[Records from a collection]

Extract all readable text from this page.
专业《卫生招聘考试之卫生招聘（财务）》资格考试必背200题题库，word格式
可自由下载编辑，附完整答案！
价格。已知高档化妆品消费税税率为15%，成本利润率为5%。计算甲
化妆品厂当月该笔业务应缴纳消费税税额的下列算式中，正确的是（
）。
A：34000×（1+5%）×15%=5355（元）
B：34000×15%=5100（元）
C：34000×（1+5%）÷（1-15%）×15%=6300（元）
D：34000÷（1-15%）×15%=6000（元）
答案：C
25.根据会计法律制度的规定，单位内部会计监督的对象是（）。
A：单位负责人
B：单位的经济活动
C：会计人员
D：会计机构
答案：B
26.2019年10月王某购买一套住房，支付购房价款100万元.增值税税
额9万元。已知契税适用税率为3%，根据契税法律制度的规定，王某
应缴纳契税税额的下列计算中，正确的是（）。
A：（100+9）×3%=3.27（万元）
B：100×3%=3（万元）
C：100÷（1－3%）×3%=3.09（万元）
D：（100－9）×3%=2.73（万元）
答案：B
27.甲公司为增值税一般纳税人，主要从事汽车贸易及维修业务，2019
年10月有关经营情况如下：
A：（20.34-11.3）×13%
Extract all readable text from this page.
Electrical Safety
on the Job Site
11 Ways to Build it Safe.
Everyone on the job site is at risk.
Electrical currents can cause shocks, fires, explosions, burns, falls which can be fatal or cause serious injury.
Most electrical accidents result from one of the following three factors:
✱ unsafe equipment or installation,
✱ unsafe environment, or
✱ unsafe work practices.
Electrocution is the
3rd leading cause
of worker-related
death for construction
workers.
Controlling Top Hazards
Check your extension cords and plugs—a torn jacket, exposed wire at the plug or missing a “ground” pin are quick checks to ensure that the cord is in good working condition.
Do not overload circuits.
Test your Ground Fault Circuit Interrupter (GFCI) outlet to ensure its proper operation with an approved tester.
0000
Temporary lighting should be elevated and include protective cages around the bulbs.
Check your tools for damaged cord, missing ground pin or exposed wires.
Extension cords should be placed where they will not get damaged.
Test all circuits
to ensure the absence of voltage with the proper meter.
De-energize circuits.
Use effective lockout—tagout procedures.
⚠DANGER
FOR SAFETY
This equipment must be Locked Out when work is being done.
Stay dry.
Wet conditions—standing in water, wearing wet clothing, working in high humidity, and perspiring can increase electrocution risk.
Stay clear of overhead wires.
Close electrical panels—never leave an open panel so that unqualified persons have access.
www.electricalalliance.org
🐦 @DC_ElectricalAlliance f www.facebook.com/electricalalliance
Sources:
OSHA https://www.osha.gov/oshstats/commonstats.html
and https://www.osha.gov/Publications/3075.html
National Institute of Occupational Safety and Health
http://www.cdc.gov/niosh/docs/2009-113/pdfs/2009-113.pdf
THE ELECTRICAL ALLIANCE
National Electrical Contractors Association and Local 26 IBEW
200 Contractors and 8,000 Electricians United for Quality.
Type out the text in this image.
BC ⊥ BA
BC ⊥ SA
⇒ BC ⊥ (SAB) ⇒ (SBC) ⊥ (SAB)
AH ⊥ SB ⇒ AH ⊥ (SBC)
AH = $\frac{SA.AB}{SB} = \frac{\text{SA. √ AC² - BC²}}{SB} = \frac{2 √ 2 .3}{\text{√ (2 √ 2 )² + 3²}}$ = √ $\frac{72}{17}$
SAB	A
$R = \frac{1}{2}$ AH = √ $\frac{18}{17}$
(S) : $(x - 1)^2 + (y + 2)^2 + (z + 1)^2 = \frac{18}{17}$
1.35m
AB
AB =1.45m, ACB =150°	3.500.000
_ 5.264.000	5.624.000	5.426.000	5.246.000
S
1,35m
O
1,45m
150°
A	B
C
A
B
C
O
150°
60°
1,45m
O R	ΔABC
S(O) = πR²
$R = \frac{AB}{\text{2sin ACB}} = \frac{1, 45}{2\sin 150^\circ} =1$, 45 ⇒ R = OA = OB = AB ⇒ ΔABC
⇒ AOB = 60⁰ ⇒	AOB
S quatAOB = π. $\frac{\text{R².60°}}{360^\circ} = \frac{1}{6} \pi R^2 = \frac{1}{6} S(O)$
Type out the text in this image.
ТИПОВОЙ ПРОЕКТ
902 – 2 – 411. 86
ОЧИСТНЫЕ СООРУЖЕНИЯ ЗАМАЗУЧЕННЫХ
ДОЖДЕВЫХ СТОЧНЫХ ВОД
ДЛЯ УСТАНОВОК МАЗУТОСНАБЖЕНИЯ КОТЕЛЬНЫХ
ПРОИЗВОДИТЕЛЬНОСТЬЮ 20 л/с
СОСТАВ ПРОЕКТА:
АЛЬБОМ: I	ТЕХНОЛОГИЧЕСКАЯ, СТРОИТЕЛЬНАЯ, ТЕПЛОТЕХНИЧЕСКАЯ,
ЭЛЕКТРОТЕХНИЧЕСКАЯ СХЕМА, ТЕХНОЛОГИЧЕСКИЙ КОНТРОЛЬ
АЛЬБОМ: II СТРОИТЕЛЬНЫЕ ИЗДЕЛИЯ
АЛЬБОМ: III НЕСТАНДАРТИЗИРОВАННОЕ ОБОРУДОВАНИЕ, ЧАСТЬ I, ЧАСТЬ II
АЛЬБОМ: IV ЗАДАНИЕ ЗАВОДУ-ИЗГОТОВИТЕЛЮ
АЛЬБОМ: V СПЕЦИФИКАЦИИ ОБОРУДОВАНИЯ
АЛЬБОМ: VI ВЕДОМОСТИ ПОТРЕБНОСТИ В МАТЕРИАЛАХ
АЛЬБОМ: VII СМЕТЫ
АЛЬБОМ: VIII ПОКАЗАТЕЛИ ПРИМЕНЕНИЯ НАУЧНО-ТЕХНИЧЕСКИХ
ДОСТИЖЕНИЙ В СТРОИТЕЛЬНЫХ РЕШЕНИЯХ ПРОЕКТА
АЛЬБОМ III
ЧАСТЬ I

#### PROBLEM STATEMENT:
Copy every record exactly, with nothing added or dropped.

#### EXERCISE RESPONSE:
Extract all readable text from this page.
专业《卫生招聘考试之卫生招聘（财务）》资格考试必背200题题库，word格式
可自由下载编辑，附完整答案！
价格。已知高档化妆品消费税税率为15%，成本利润率为5%。计算甲
化妆品厂当月该笔业务应缴纳消费税税额的下列算式中，正确的是（
）。
A：34000×（1+5%）×15%=5355（元）
B：34000×15%=5100（元）
C：34000×（1+5%）÷（1-15%）×15%=6300（元）
D：34000÷（1-15%）×15%=6000（元）
答案：C
25.根据会计法律制度的规定，单位内部会计监督的对象是（）。
A：单位负责人
B：单位的经济活动
C：会计人员
D：会计机构
答案：B
26.2019年10月王某购买一套住房，支付购房价款100万元.增值税税
额9万元。已知契税适用税率为3%，根据契税法律制度的规定，王某
应缴纳契税税额的下列计算中，正确的是（）。
A：（100+9）×3%=3.27（万元）
B：100×3%=3（万元）
C：100÷（1－3%）×3%=3.09（万元）
D：（100－9）×3%=2.73（万元）
答案：B
27.甲公司为增值税一般纳税人，主要从事汽车贸易及维修业务，2019
年10月有关经营情况如下：
A：（20.34-11.3）×13%
Extract all readable text from this page.
Electrical Safety
on the Job Site
11 Ways to Build it Safe.
Everyone on the job site is at risk.
Electrical currents can cause shocks, fires, explosions, burns, falls which can be fatal or cause serious injury.
Most electrical accidents result from one of the following three factors:
✱ unsafe equipment or installation,
✱ unsafe environment, or
✱ unsafe work practices.
Electrocution is the
3rd leading cause
of worker-related
death for construction
workers.
Controlling Top Hazards
Check your extension cords and plugs—a torn jacket, exposed wire at the plug or missing a “ground” pin are quick checks to ensure that the cord is in good working condition.
Do not overload circuits.
Test your Ground Fault Circuit Interrupter (GFCI) outlet to ensure its proper operation with an approved tester.
0000
Temporary lighting should be elevated and include protective cages around the bulbs.
Check your tools for damaged cord, missing ground pin or exposed wires.
Extension cords should be placed where they will not get damaged.
Test all circuits
to ensure the absence of voltage with the proper meter.
De-energize circuits.
Use effective lockout—tagout procedures.
⚠DANGER
FOR SAFETY
This equipment must be Locked Out when work is being done.
Stay dry.
Wet conditions—standing in water, wearing wet clothing, working in high humidity, and perspiring can increase electrocution risk.
Stay clear of overhead wires.
Close electrical panels—never leave an open panel so that unqualified persons have access.
www.electricalalliance.org
🐦 @DC_ElectricalAlliance f www.facebook.com/electricalalliance
Sources:
OSHA https://www.osha.gov/oshstats/commonstats.html
and https://www.osha.gov/Publications/3075.html
National Institute of Occupational Safety and Health
http://www.cdc.gov/niosh/docs/2009-113/pdfs/2009-113.pdf
THE ELECTRICAL ALLIANCE
National Electrical Contractors Association and Local 26 IBEW
200 Contractors and 8,000 Electricians United for Quality.
Type out the text in this image.
BC ⊥ BA
BC ⊥ SA
⇒ BC ⊥ (SAB) ⇒ (SBC) ⊥ (SAB)
AH ⊥ SB ⇒ AH ⊥ (SBC)
AH = $\frac{SA.AB}{SB} = \frac{\text{SA. √ AC² - BC²}}{SB} = \frac{2 √ 2 .3}{\text{√ (2 √ 2 )² + 3²}}$ = √ $\frac{72}{17}$
SAB	A
$R = \frac{1}{2}$ AH = √ $\frac{18}{17}$
(S) : $(x - 1)^2 + (y + 2)^2 + (z + 1)^2 = \frac{18}{17}$
1.35m
AB
AB =1.45m, ACB =150°	3.500.000
_ 5.264.000	5.624.000	5.426.000	5.246.000
S
1,35m
O
1,45m
150°
A	B
C
A
B
C
O
150°
60°
1,45m
O R	ΔABC
S(O) = πR²
$R = \frac{AB}{\text{2sin ACB}} = \frac{1, 45}{2\sin 150^\circ} =1$, 45 ⇒ R = OA = OB = AB ⇒ ΔABC
⇒ AOB = 60⁰ ⇒	AOB
S quatAOB = π. $\frac{\text{R².60°}}{360^\circ} = \frac{1}{6} \pi R^2 = \frac{1}{6} S(O)$
Type out the text in this image.
ТИПОВОЙ ПРОЕКТ
902 – 2 – 411. 86
ОЧИСТНЫЕ СООРУЖЕНИЯ ЗАМАЗУЧЕННЫХ
ДОЖДЕВЫХ СТОЧНЫХ ВОД
ДЛЯ УСТАНОВОК МАЗУТОСНАБЖЕНИЯ КОТЕЛЬНЫХ
ПРОИЗВОДИТЕЛЬНОСТЬЮ 20 л/с
СОСТАВ ПРОЕКТА:
АЛЬБОМ: I	ТЕХНОЛОГИЧЕСКАЯ, СТРОИТЕЛЬНАЯ, ТЕПЛОТЕХНИЧЕСКАЯ,
ЭЛЕКТРОТЕХНИЧЕСКАЯ СХЕМА, ТЕХНОЛОГИЧЕСКИЙ КОНТРОЛЬ
АЛЬБОМ: II СТРОИТЕЛЬНЫЕ ИЗДЕЛИЯ
АЛЬБОМ: III НЕСТАНДАРТИЗИРОВАННОЕ ОБОРУДОВАНИЕ, ЧАСТЬ I, ЧАСТЬ II
АЛЬБОМ: IV ЗАДАНИЕ ЗАВОДУ-ИЗГОТОВИТЕЛЮ
АЛЬБОМ: V СПЕЦИФИКАЦИИ ОБОРУДОВАНИЯ
АЛЬБОМ: VI ВЕДОМОСТИ ПОТРЕБНОСТИ В МАТЕРИАЛАХ
АЛЬБОМ: VII СМЕТЫ
АЛЬБОМ: VIII ПОКАЗАТЕЛИ ПРИМЕНЕНИЯ НАУЧНО-ТЕХНИЧЕСКИХ
ДОСТИЖЕНИЙ В СТРОИТЕЛЬНЫХ РЕШЕНИЯХ ПРОЕКТА
АЛЬБОМ III
ЧАСТЬ I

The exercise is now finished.